=== WORK TO BE COMPLETED ===
Repeat the whole listing exactly.

=== RECORD EXCERPTS ===
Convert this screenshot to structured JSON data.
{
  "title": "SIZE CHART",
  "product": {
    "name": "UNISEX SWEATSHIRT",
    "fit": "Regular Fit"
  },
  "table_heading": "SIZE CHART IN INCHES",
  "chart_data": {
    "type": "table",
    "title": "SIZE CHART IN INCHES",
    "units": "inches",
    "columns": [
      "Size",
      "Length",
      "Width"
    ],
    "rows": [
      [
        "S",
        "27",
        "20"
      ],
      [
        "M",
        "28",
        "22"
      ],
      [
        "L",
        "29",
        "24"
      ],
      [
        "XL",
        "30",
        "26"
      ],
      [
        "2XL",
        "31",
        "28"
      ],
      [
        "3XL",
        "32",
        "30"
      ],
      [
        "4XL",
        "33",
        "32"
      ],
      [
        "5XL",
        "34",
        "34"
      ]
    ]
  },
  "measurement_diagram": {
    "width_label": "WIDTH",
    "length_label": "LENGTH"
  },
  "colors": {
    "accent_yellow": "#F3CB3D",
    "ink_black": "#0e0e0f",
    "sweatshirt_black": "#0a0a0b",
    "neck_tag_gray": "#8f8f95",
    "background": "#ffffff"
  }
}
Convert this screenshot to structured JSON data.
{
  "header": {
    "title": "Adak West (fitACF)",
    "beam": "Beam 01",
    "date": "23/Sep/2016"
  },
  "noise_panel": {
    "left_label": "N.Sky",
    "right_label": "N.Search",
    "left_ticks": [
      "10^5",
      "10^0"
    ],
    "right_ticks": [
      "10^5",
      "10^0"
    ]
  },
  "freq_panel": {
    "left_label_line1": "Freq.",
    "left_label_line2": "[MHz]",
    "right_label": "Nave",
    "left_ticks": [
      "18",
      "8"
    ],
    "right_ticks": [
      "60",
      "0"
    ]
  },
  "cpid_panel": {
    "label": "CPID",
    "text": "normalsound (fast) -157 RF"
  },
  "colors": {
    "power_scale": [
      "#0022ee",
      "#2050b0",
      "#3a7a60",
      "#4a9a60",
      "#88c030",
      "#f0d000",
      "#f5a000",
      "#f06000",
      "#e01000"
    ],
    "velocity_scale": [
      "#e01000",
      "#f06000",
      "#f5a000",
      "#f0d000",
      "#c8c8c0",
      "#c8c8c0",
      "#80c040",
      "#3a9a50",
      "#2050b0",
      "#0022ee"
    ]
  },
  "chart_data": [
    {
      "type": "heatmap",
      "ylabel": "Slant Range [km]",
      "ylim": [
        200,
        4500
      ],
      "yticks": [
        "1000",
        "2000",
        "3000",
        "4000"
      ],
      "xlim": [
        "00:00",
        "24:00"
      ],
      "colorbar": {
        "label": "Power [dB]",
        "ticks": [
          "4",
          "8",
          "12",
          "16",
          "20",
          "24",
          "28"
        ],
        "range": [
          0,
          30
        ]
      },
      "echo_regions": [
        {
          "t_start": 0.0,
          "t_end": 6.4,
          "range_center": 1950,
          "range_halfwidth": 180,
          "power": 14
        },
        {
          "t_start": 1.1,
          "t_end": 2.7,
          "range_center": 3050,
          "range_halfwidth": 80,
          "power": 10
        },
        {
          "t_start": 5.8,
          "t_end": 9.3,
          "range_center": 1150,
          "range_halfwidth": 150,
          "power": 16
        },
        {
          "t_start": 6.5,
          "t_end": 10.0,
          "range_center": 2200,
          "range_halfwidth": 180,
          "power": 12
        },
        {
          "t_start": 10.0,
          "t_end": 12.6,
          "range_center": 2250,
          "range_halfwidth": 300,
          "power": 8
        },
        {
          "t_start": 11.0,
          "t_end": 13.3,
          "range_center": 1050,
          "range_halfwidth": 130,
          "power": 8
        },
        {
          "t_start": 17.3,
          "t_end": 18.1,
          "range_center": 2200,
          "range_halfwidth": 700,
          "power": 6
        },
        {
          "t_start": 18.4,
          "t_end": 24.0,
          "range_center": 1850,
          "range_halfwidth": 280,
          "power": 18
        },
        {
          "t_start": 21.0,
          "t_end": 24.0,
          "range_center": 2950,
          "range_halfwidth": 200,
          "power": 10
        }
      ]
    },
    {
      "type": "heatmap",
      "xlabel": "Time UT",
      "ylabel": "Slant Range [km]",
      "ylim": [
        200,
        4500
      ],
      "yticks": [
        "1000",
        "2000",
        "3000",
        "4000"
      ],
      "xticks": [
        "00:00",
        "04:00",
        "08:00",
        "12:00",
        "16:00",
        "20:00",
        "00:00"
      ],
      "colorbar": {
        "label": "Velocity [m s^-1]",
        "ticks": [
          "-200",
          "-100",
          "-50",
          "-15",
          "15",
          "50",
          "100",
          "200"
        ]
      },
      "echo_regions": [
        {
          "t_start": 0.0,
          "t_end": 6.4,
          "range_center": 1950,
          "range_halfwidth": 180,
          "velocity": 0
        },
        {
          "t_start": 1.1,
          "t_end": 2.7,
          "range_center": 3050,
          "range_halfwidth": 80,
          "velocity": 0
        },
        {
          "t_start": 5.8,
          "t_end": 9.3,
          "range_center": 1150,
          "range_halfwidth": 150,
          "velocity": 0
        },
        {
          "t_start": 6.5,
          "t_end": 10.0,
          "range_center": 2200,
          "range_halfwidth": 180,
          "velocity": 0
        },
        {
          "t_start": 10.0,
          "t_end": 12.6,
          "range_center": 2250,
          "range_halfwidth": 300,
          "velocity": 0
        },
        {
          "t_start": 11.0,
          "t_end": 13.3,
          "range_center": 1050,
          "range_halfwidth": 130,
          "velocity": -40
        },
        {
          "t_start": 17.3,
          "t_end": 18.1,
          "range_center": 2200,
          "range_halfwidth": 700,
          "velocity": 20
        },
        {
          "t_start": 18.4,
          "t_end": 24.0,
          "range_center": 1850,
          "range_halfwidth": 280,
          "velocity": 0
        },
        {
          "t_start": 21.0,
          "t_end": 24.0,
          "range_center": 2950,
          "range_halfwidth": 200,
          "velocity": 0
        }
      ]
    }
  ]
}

=== SOLUTION FOR THIS EXERCISE ===
Convert this screenshot to structured JSON data.
{
  "title": "SIZE CHART",
  "product": {
    "name": "UNISEX SWEATSHIRT",
    "fit": "Regular Fit"
  },
  "table_heading": "SIZE CHART IN INCHES",
  "chart_data": {
    "type": "table",
    "title": "SIZE CHART IN INCHES",
    "units": "inches",
    "columns": [
      "Size",
      "Length",
      "Width"
    ],
    "rows": [
      [
        "S",
        "27",
        "20"
      ],
      [
        "M",
        "28",
        "22"
      ],
      [
        "L",
        "29",
        "24"
      ],
      [
        "XL",
        "30",
        "26"
      ],
      [
        "2XL",
        "31",
        "28"
      ],
      [
        "3XL",
        "32",
        "30"
      ],
      [
        "4XL",
        "33",
        "32"
      ],
      [
        "5XL",
        "34",
        "34"
      ]
    ]
  },
  "measurement_diagram": {
    "width_label": "WIDTH",
    "length_label": "LENGTH"
  },
  "colors": {
    "accent_yellow": "#F3CB3D",
    "ink_black": "#0e0e0f",
    "sweatshirt_black": "#0a0a0b",
    "neck_tag_gray": "#8f8f95",
    "background": "#ffffff"
  }
}
Convert this screenshot to structured JSON data.
{
  "header": {
    "title": "Adak West (fitACF)",
    "beam": "Beam 01",
    "date": "23/Sep/2016"
  },
  "noise_panel": {
    "left_label": "N.Sky",
    "right_label": "N.Search",
    "left_ticks": [
      "10^5",
      "10^0"
    ],
    "right_ticks": [
      "10^5",
      "10^0"
    ]
  },
  "freq_panel": {
    "left_label_line1": "Freq.",
    "left_label_line2": "[MHz]",
    "right_label": "Nave",
    "left_ticks": [
      "18",
      "8"
    ],
    "right_ticks": [
      "60",
      "0"
    ]
  },
  "cpid_panel": {
    "label": "CPID",
    "text": "normalsound (fast) -157 RF"
  },
  "colors": {
    "power_scale": [
      "#0022ee",
      "#2050b0",
      "#3a7a60",
      "#4a9a60",
      "#88c030",
      "#f0d000",
      "#f5a000",
      "#f06000",
      "#e01000"
    ],
    "velocity_scale": [
      "#e01000",
      "#f06000",
      "#f5a000",
      "#f0d000",
      "#c8c8c0",
      "#c8c8c0",
      "#80c040",
      "#3a9a50",
      "#2050b0",
      "#0022ee"
    ]
  },
  "chart_data": [
    {
      "type": "heatmap",
      "ylabel": "Slant Range [km]",
      "ylim": [
        200,
        4500
      ],
      "yticks": [
        "1000",
        "2000",
        "3000",
        "4000"
      ],
      "xlim": [
        "00:00",
        "24:00"
      ],
      "colorbar": {
        "label": "Power [dB]",
        "ticks": [
          "4",
          "8",
          "12",
          "16",
          "20",
          "24",
          "28"
        ],
        "range": [
          0,
          30
        ]
      },
      "echo_regions": [
        {
          "t_start": 0.0,
          "t_end": 6.4,
          "range_center": 1950,
          "range_halfwidth": 180,
          "power": 14
        },
        {
          "t_start": 1.1,
          "t_end": 2.7,
          "range_center": 3050,
          "range_halfwidth": 80,
          "power": 10
        },
        {
          "t_start": 5.8,
          "t_end": 9.3,
          "range_center": 1150,
          "range_halfwidth": 150,
          "power": 16
        },
        {
          "t_start": 6.5,
          "t_end": 10.0,
          "range_center": 2200,
          "range_halfwidth": 180,
          "power": 12
        },
        {
          "t_start": 10.0,
          "t_end": 12.6,
          "range_center": 2250,
          "range_halfwidth": 300,
          "power": 8
        },
        {
          "t_start": 11.0,
          "t_end": 13.3,
          "range_center": 1050,
          "range_halfwidth": 130,
          "power": 8
        },
        {
          "t_start": 17.3,
          "t_end": 18.1,
          "range_center": 2200,
          "range_halfwidth": 700,
          "power": 6
        },
        {
          "t_start": 18.4,
          "t_end": 24.0,
          "range_center": 1850,
          "range_halfwidth": 280,
          "power": 18
        },
        {
          "t_start": 21.0,
          "t_end": 24.0,
          "range_center": 2950,
          "range_halfwidth": 200,
          "power": 10
        }
      ]
    },
    {
      "type": "heatmap",
      "xlabel": "Time UT",
      "ylabel": "Slant Range [km]",
      "ylim": [
        200,
        4500
      ],
      "yticks": [
        "1000",
        "2000",
        "3000",
        "4000"
      ],
      "xticks": [
        "00:00",
        "04:00",
        "08:00",
        "12:00",
        "16:00",
        "20:00",
        "00:00"
      ],
      "colorbar": {
        "label": "Velocity [m s^-1]",
        "ticks": [
          "-200",
          "-100",
          "-50",
          "-15",
          "15",
          "50",
          "100",
          "200"
        ]
      },
      "echo_regions": [
        {
          "t_start": 0.0,
          "t_end": 6.4,
          "range_center": 1950,
          "range_halfwidth": 180,
          "velocity": 0
        },
        {
          "t_start": 1.1,
          "t_end": 2.7,
          "range_center": 3050,
          "range_halfwidth": 80,
          "velocity": 0
        },
        {
          "t_start": 5.8,
          "t_end": 9.3,
          "range_center": 1150,
          "range_halfwidth": 150,
          "velocity": 0
        },
        {
          "t_start": 6.5,
          "t_end": 10.0,
          "range_center": 2200,
          "range_halfwidth": 180,
          "velocity": 0
        },
        {
          "t_start": 10.0,
          "t_end": 12.6,
          "range_center": 2250,
          "range_halfwidth": 300,
          "velocity": 0
        },
        {
          "t_start": 11.0,
          "t_end": 13.3,
          "range_center": 1050,
          "range_halfwidth": 130,
          "velocity": -40
        },
        {
          "t_start": 17.3,
          "t_end": 18.1,
          "range_center": 2200,
          "range_halfwidth": 700,
          "velocity": 20
        },
        {
          "t_start": 18.4,
          "t_end": 24.0,
          "range_center": 1850,
          "range_halfwidth": 280,
          "velocity": 0
        },
        {
          "t_start": 21.0,
          "t_end": 24.0,
          "range_center": 2950,
          "range_halfwidth": 200,
          "velocity": 0
        }
      ]
    }
  ]
}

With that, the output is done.